### Task data

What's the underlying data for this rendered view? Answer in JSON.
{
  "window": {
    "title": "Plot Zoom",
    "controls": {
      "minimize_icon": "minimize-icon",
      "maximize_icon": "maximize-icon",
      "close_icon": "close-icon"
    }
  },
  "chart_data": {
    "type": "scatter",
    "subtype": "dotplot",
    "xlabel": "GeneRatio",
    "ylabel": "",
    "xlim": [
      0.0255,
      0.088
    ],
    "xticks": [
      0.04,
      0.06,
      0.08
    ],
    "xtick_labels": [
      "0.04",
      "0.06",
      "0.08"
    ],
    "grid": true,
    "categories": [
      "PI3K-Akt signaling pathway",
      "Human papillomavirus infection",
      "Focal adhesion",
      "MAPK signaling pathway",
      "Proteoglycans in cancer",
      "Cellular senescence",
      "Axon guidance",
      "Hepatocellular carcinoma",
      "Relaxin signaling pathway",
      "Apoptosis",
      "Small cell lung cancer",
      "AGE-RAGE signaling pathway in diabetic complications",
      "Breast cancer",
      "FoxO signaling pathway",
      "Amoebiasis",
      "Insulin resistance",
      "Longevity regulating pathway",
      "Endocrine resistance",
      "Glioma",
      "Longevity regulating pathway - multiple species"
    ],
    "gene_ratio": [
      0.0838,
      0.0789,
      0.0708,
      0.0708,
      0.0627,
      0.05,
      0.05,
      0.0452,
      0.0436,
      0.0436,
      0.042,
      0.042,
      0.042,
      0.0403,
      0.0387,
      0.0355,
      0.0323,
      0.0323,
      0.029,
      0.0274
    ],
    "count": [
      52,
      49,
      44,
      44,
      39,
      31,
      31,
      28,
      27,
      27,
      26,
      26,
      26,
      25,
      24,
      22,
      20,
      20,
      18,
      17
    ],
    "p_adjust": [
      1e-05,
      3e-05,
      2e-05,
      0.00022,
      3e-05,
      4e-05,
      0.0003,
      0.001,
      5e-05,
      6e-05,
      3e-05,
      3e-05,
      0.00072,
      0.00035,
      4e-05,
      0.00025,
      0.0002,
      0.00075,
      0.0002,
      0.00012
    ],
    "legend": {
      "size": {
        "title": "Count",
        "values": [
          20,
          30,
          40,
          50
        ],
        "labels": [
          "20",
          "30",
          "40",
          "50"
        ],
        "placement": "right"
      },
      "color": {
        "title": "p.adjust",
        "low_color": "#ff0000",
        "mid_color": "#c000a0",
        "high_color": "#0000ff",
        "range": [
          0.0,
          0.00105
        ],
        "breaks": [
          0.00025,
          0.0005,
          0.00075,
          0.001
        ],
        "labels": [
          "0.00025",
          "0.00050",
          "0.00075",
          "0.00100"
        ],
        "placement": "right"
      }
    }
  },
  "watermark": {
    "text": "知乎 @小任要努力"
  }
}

### Your task
Starting from the records above, copy each line where the string "signaling" is found.

### Answer to this exercise
      "PI3K-Akt signaling pathway",
      "MAPK signaling pathway",
      "Relaxin signaling pathway",
      "AGE-RAGE signaling pathway in diabetic complications",
      "FoxO signaling pathway",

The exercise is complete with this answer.